= ENTRIES SHOWN =

════

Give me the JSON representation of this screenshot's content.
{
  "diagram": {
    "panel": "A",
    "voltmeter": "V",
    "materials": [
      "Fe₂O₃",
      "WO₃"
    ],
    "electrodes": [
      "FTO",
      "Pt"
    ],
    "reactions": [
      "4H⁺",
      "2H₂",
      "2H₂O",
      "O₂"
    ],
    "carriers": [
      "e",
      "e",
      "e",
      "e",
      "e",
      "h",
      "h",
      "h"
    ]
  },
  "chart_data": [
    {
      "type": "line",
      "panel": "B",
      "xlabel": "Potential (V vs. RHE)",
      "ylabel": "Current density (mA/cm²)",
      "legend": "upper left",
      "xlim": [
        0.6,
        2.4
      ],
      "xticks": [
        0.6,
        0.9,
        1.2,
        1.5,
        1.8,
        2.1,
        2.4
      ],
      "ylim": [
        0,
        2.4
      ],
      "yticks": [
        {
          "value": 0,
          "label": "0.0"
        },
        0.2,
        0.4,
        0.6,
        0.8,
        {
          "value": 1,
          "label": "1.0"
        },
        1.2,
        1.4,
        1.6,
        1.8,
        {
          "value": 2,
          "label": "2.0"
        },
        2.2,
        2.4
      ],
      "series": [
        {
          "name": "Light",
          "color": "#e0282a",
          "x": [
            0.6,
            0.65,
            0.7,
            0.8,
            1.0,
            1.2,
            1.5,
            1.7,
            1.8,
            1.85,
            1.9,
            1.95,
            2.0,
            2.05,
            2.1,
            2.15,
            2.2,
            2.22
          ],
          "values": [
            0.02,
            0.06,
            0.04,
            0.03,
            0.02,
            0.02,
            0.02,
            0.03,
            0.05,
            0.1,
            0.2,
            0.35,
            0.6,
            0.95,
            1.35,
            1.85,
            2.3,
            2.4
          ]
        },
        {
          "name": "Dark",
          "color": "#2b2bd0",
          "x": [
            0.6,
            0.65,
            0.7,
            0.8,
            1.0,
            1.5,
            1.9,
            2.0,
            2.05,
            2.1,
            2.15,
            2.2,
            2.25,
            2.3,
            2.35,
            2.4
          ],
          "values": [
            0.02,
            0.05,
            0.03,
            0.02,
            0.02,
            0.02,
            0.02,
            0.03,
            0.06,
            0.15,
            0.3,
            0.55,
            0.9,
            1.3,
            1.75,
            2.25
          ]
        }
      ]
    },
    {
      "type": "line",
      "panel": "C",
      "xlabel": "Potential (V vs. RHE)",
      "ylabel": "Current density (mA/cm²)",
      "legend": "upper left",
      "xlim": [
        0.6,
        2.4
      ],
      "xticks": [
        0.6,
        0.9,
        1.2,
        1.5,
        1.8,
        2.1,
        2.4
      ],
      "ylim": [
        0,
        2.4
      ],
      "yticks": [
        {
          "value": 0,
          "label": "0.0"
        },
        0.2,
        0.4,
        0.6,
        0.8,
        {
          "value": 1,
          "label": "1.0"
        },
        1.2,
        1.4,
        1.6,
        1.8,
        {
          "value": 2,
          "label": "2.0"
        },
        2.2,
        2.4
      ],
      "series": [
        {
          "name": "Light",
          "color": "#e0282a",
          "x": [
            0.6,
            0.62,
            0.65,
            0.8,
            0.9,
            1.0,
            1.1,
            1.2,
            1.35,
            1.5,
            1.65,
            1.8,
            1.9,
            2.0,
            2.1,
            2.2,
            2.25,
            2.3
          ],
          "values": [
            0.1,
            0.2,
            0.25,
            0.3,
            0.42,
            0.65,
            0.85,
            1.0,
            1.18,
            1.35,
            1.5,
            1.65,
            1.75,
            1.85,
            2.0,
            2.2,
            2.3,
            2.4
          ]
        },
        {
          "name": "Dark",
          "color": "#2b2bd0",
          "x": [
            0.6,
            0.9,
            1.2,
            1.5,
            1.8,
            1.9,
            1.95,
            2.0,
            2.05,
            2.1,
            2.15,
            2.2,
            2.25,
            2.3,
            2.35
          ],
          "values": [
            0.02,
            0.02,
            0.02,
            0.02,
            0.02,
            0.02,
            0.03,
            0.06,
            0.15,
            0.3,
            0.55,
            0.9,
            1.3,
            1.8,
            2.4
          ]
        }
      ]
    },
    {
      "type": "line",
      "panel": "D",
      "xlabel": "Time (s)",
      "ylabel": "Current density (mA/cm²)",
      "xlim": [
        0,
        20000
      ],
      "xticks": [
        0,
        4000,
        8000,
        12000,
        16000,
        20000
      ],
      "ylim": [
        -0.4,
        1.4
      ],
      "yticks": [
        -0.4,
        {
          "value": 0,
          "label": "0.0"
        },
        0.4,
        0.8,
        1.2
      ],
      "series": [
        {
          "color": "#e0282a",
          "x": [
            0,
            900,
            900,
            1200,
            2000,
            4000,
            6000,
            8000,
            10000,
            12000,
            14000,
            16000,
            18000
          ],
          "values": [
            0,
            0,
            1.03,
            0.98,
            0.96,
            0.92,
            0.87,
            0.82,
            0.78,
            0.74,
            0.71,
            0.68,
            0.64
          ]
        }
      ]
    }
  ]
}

════

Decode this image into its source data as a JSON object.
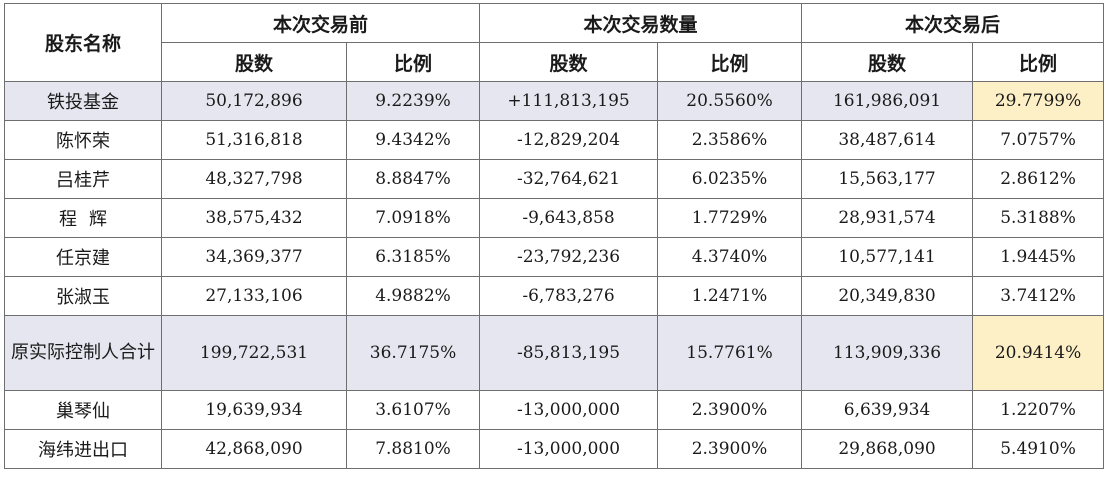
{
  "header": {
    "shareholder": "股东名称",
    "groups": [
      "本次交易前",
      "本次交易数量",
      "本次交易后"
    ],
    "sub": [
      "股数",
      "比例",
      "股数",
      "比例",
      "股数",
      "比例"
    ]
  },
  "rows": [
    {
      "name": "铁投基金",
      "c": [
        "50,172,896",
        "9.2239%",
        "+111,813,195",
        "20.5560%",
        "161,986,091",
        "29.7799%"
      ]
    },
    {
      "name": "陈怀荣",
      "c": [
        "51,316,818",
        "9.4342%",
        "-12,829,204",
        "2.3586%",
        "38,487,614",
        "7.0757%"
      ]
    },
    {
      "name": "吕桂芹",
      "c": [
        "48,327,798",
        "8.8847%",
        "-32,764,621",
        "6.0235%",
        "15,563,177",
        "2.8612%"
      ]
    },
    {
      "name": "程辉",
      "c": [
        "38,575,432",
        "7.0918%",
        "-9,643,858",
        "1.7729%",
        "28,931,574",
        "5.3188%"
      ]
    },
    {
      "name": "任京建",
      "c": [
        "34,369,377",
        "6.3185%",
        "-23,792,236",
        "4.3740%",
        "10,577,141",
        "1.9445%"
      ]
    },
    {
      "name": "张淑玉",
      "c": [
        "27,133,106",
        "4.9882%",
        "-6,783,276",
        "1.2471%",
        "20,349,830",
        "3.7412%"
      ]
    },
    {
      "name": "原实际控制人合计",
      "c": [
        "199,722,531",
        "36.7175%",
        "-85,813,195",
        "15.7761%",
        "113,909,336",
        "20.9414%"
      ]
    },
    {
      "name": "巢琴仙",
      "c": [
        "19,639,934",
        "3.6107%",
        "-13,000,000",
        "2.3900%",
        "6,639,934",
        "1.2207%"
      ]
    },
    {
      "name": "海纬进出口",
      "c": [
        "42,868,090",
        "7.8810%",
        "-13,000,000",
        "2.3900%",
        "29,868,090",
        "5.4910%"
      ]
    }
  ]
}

════

= WHAT YOU HAVE TO DO =
Only a number is wanted: how many lines of the material above hold "this"?

= TASK SOLUTION =
2